---------- Listed records

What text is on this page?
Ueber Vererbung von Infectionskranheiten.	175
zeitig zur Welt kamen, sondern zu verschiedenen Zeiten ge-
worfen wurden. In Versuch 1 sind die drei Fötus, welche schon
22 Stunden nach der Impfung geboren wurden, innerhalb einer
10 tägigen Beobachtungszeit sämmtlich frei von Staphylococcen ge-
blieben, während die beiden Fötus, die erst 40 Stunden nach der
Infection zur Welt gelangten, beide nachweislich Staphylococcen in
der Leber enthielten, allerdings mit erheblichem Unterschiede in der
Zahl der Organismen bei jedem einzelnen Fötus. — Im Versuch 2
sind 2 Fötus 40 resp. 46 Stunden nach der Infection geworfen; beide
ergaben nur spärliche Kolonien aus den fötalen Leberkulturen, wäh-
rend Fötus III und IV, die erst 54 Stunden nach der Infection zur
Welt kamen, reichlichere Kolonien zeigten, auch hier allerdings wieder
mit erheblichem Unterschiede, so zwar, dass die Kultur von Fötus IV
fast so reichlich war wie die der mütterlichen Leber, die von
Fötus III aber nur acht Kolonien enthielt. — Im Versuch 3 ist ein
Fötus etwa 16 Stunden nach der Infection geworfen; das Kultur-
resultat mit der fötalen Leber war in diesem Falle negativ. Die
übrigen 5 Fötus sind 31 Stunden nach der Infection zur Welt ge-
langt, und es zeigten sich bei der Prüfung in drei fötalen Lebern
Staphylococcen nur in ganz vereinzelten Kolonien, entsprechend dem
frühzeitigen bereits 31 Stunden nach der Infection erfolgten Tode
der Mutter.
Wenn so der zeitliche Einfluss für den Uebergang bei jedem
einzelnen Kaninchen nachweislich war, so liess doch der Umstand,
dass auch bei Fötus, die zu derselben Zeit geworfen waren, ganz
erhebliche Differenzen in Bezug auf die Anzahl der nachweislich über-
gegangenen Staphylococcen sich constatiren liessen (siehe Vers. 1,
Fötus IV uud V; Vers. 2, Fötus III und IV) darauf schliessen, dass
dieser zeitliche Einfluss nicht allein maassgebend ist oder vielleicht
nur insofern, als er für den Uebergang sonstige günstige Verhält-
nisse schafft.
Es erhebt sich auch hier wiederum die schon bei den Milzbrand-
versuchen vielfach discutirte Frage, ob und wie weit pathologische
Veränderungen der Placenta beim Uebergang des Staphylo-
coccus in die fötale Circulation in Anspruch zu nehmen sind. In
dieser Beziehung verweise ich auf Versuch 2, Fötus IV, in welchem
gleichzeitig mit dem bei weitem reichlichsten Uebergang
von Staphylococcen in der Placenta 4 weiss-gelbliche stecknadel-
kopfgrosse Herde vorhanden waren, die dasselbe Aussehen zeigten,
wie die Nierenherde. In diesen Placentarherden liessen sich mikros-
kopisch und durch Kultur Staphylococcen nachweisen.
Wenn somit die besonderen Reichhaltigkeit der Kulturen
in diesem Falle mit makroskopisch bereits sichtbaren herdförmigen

--------------------

**The request:** Check each line of the data above for the string "Uebergang", then report how many lines have it, with no other words.

**Answer in full:** 4